Please retype the data in full and exactly; the pictures are not part of the copy.

(Lines of data)
* * * * * * * * *
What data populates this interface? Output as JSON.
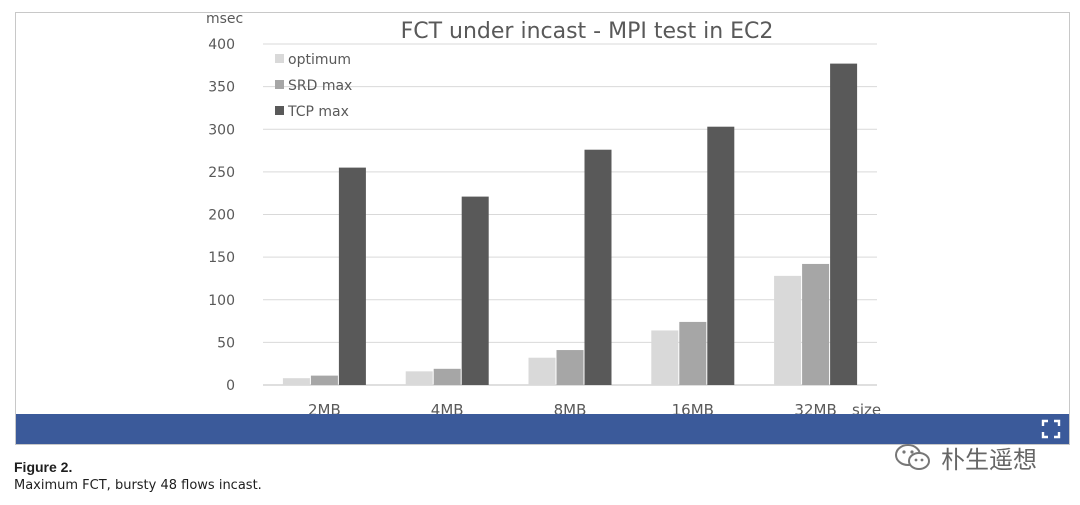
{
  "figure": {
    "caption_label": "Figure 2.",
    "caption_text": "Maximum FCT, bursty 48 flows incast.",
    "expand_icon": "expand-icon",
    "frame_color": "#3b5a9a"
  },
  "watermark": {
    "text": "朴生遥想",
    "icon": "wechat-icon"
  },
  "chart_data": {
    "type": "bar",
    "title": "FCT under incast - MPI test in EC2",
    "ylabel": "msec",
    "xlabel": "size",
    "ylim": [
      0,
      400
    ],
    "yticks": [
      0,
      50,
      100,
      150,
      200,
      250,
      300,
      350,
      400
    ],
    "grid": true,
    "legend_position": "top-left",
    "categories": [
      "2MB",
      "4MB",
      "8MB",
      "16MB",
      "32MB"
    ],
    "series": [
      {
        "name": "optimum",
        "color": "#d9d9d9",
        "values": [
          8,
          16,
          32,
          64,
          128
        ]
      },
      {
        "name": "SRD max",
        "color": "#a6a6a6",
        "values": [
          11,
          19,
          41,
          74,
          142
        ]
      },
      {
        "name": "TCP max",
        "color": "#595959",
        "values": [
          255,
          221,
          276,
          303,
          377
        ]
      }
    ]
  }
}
* * * * * * * * *
### [Solved problem]
What data populates this interface? Output as JSON.
{
  "figure": {
    "caption_label": "Figure 2.",
    "caption_text": "Maximum FCT, bursty 48 flows incast.",
    "expand_icon": "expand-icon",
    "frame_color": "#3b5a9a"
  },
  "watermark": {
    "text": "朴生遥想",
    "icon": "wechat-icon"
  },
  "chart_data": {
    "type": "bar",
    "title": "FCT under incast - MPI test in EC2",
    "ylabel": "msec",
    "xlabel": "size",
    "ylim": [
      0,
      400
    ],
    "yticks": [
      0,
      50,
      100,
      150,
      200,
      250,
      300,
      350,
      400
    ],
    "grid": true,
    "legend_position": "top-left",
    "categories": [
      "2MB",
      "4MB",
      "8MB",
      "16MB",
      "32MB"
    ],
    "series": [
      {
        "name": "optimum",
        "color": "#d9d9d9",
        "values": [
          8,
          16,
          32,
          64,
          128
        ]
      },
      {
        "name": "SRD max",
        "color": "#a6a6a6",
        "values": [
          11,
          19,
          41,
          74,
          142
        ]
      },
      {
        "name": "TCP max",
        "color": "#595959",
        "values": [
          255,
          221,
          276,
          303,
          377
        ]
      }
    ]
  }
}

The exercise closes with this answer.